Rencontre avec des lecteurs numériques

Les acteurs du livre numérique 2/5 | Nous évoquions déjà dans un précédent article les principales caractéristiques du lecteur numérique à l’échelle mondiale : généralement jeune, diplômé et résidant dans des zones urbaines, il envisage de plus en plus la lecture à travers un prisme social, en interaction avec ses pairs. Dans le cadre d’une série d’articles sur les différents acteurs de la chaîne du livre numérique, Lettres Numériques se penche aujourd’hui sur le lecteur numérique francophone, l’analyse de ses pratiques de lecture et les raisons qui l’ont poussé à se tourner vers le format digital. Sans nulle prétention scientifique, nous avons surtout cherché à travers quatre entretiens à mieux comprendre quelques-uns de ces nouveaux lecteurs : femmes ou hommes, jeunes ou moins jeunes, ils nous expliquent leur rencontre avec la lecture numérique et les rapports qu’ils entretiennent avec l’ebook.

La rencontre avec le livre numérique : une motivation avant tout pratique

 Martine, 64 ans, se décrit comme « livrophage ». Lorsqu’elle travaillait encore, la jeune retraitée passait beaucoup de temps dans les transports, et elle a toujours aimé voyager : c’est pourquoi elle s’est décidée en faveur du livre numérique, il y a quelques années, pour des raisons pratiques. En effet, ce support représentait à ses yeux un véritable gain de place et de poids : « Une liseuse de 200 grammes peut contenir 3 000 livres, c’est top pour les bagages. » Autre avantage de taille : la possibilité de grossir les caractères lorsque la vue baisse.

Paulette, ancienne institutrice et grand-mère de 73 ans, « lit tous les jours, tout ce qui [lui] tombe sous la main ». Sa rencontre avec le livre numérique remonte à quelques années, lorsqu’une amie lui a proposé de télécharger sur son ordinateur plus de 2 000 livres : « Mon mari en avait marre de se coltiner, à chaque départ en vacances, des caisses de bouquins. De plus, comme, quand le livre me plaît, je ne le lâche qu’une fois terminé, ma passion me coûte cher. Je me suis dit que ce serait une économie ! »

Benoît, 42 ans, travaille à la stratégie commerciale pour le compte d’un grand groupe d’informatique et lit un à quatre livres par mois. De formation artistique, il a conservé une affinité particulière pour la création et les mondes imaginaires. Lorsqu’il évoque les lectures « qui l’ont amené vers les mondes écrits », son penchant pour les séries, dans des genres très différents, apparaît nettement : parmi ses coups de cœur, il cite les 21 volumes de la série originale du Club des cinq (Enid Blyton), 5 volumes retraçant la vie de Ramsès (Christian Jacq), ou encore les deux premiers cycles de L’Assassin royal de Robin Hobb. Des formats qui se prêtent bien à la lecture sur liseuse ! C’est un peu par hasard qu’il est tombé dans la lecture numérique, « pour essayer ». « De base, j’étais un peu réfractaire au principe, de peur de perdre en confort de lecture en passant du papier à l’écran. Il s’est avéré qu’il n’en était rien : le gain de place dans le stockage des livres, le poids et la possibilité de régler la taille de la police de caractère ont fini par me convaincre. »

CONSIGNE 1 →
Reproduisez le passage du texte sur les lecteurs numériques qui commence à « Martine, 64 ans, se » et se termine à « la vue baisse. ».
CONSIGNE 2 →
Rédigez la suite du texte sur les lecteurs numériques, à partir de sa dernière phrase.

Entrées d'éléments annotés:

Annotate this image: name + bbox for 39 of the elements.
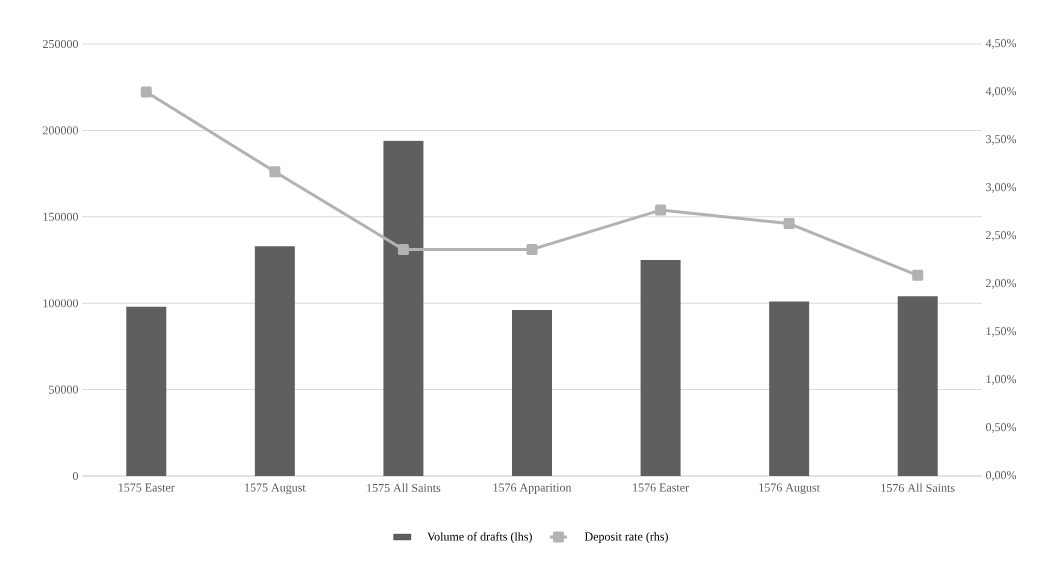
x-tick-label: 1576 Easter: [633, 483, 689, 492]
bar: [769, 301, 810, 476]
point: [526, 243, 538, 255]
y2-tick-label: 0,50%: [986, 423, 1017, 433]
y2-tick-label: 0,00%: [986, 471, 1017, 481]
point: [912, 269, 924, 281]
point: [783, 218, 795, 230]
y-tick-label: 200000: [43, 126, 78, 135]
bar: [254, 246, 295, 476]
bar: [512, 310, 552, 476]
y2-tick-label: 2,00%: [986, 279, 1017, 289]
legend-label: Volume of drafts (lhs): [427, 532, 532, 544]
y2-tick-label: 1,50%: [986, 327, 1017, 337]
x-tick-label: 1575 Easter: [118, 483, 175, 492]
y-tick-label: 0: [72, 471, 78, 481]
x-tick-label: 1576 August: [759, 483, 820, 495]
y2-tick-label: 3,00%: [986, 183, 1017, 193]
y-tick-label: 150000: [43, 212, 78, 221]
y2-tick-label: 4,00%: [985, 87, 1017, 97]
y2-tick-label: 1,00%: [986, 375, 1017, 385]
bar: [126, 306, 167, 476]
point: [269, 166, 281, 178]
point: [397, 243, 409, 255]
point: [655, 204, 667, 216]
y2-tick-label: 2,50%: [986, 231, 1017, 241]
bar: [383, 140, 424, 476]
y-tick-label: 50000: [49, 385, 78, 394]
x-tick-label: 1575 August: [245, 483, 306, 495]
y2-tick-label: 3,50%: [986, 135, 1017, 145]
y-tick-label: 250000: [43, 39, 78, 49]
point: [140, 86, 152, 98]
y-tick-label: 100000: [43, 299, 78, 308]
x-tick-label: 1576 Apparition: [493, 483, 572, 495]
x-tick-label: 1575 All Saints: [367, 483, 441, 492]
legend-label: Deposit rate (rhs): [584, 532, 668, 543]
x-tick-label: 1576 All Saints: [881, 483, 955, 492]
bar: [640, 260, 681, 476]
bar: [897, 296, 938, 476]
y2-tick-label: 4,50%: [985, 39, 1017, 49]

==

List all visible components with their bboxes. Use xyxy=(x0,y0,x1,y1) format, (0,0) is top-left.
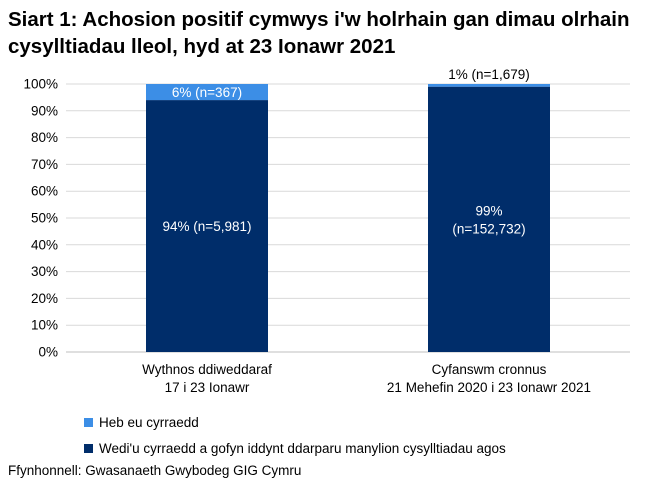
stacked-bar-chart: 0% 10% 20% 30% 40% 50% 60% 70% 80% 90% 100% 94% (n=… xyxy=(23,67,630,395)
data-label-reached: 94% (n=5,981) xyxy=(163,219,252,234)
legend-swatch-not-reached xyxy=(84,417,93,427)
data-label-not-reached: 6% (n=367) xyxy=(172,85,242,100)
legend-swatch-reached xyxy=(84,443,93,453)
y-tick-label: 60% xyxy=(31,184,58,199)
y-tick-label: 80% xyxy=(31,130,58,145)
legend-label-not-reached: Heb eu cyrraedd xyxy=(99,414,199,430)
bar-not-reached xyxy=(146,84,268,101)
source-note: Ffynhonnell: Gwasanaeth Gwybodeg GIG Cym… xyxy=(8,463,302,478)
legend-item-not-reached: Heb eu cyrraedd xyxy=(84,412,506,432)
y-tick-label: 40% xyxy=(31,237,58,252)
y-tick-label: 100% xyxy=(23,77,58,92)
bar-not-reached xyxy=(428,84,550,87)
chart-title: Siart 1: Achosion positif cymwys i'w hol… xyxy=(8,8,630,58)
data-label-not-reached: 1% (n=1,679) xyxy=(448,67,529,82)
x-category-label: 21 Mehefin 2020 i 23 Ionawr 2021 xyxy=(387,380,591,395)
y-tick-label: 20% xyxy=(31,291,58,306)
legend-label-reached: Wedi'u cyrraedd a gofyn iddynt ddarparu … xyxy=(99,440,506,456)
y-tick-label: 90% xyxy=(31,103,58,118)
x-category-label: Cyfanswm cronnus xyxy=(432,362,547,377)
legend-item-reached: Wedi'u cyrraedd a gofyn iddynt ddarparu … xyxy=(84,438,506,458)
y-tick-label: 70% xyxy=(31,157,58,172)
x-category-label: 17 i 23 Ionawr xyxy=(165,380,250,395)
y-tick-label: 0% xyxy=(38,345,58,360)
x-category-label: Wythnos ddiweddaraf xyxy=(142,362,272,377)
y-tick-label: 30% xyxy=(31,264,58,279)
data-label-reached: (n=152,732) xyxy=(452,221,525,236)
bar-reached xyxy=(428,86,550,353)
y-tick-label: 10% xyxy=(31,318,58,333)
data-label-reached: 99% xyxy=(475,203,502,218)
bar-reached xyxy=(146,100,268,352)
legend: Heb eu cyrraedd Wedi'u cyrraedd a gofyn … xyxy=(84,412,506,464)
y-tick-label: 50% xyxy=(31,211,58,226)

SORTIE PRODUITE 1 →
Martine, 64 ans, se décrit comme « livrophage ». Lorsqu’elle travaillait encore, la jeune retraitée passait beaucoup de temps dans les transports, et elle a toujours aimé voyager : c’est pourquoi elle s’est décidée en faveur du livre numérique, il y a quelques années, pour des raisons pratiques. En effet, ce support représentait à ses yeux un véritable gain de place et de poids : « Une liseuse de 200 grammes peut contenir 3 000 livres, c’est top pour les bagages. » Autre avantage de taille : la possibilité de grossir les caractères lorsque la vue baisse.

SORTIE PRODUITE 2 →
Frédérique Malignon, 32 ans, coordinatrice des événements pour la librairie Filigranes et éditrice indépendante, est une lectrice assidue. Ses genres favoris en numérique : les romans en anglais, les livres de psychologie, la littérature érotique et les classiques libres de droits. C’est à l’occasion d’un anniversaire qu’elle a reçu sa première liseuse. « J’ai principalement utilisé ce format en vacances et en habitant dans un endroit reculé où je n’avais pas accès à une librairie. »

Sur quel support ?

Tous les lecteurs numériques interrogés ont fait l’acquisition d’une liseuse. Paulette s’est fiée à l’avis de son mari : après une étude de marché, celui-ci a opté pour une liseuse Kobo. Il en va de même pour Martine, qui a préféré le fabricant canadien au Kindle, la liseuse d’Amazon, « pourtant plus utilisée ». Les raisons de ce choix ? Kindle ne lit pas le format ePub, qui est le plus répandu, et fonctionne avec son propre format fermé, le MOBI. Le seul inconvénient, minime à ses yeux : cela oblige à convertir les livres numériques achetés sur Amazon, « ce qui se fait cependant sans problème grâce à un gestionnaire de bibliothèque du type Calibre. » Benoît utilise également une Kobo : « Au départ, j’utilisais un support Arcos, trop proche d’une tablette, donc avec trop de consommation d’énergie, un écran forcément rétroéclairé et une ergonomie tactile qui fonctionnait mal. » Pour le jeune homme, « la Kobo représente le meilleur rapport qualité-prix du marché, sans souffrir de la limitation aux bibliothèques Amazon d’un Kindle. » Quant à Frédérique, c’est une inconditionnelle du Kindle pour deux raisons principales : « L’accessibilité des titres et la possibilité d’y mettre facilement des PDF. »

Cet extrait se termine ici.